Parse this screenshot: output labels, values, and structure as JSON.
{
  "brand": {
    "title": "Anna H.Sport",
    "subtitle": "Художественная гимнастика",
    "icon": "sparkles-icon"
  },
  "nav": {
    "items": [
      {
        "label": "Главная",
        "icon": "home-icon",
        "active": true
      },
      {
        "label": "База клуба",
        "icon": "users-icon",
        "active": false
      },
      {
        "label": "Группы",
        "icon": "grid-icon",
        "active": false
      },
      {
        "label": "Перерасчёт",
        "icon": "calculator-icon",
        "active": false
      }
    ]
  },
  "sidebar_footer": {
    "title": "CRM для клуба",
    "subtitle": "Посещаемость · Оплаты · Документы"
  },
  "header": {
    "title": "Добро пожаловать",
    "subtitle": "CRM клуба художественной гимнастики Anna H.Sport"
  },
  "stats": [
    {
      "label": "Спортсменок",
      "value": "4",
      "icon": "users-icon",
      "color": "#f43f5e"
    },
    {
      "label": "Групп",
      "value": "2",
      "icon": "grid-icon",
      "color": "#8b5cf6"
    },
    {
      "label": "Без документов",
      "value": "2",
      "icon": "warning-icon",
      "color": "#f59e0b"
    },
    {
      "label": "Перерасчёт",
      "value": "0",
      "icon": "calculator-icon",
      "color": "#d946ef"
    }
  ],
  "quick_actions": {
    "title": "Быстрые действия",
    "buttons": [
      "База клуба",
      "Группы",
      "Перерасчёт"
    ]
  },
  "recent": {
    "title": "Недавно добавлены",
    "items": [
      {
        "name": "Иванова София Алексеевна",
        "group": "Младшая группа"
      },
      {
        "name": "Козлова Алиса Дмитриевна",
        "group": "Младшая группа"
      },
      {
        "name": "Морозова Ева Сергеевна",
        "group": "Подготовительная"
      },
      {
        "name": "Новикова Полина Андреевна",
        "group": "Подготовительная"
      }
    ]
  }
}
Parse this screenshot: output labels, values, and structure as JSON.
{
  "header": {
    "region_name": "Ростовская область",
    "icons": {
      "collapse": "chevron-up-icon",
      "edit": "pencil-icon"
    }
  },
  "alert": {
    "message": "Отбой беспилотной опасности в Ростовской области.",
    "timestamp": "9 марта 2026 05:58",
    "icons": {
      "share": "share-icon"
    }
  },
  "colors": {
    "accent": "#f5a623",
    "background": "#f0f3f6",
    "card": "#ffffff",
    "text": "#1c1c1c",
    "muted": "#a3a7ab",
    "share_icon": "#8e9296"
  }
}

• _Stated exercise_
Give the count of lines that hold the word "Anna", with nothing added.

• _Output of the exercise_
2